======== Available records ========
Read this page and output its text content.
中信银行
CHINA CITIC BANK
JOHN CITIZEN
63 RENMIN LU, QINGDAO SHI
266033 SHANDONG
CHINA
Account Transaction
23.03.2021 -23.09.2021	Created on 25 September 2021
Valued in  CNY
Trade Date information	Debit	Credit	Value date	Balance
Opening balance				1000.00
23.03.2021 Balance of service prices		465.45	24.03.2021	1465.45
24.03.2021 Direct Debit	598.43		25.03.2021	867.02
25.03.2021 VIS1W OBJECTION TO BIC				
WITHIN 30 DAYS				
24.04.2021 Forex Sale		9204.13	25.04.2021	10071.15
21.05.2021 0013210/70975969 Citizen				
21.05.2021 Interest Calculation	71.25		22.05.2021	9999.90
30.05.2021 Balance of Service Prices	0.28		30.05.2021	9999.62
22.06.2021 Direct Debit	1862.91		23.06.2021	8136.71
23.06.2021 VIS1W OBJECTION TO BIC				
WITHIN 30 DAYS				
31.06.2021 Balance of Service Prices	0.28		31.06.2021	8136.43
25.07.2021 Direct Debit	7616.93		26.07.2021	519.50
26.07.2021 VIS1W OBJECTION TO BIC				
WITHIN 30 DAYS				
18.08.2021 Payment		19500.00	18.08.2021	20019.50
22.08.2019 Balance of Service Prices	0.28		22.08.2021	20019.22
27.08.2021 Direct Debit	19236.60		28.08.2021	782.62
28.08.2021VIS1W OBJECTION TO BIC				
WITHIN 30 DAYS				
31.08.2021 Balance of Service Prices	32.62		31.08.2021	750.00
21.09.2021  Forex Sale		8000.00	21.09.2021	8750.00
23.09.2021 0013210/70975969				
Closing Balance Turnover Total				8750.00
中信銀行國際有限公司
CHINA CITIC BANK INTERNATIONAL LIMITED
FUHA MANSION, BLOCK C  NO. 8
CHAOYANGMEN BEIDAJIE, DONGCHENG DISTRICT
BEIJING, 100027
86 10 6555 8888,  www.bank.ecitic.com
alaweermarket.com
========
Only lines with the word "Debit" should be collected from the material.

== Final answer ==
Trade Date information	Debit	Credit	Value date	Balance
24.03.2021 Direct Debit	598.43		25.03.2021	867.02
22.06.2021 Direct Debit	1862.91		23.06.2021	8136.71
25.07.2021 Direct Debit	7616.93		26.07.2021	519.50
27.08.2021 Direct Debit	19236.60		28.08.2021	782.62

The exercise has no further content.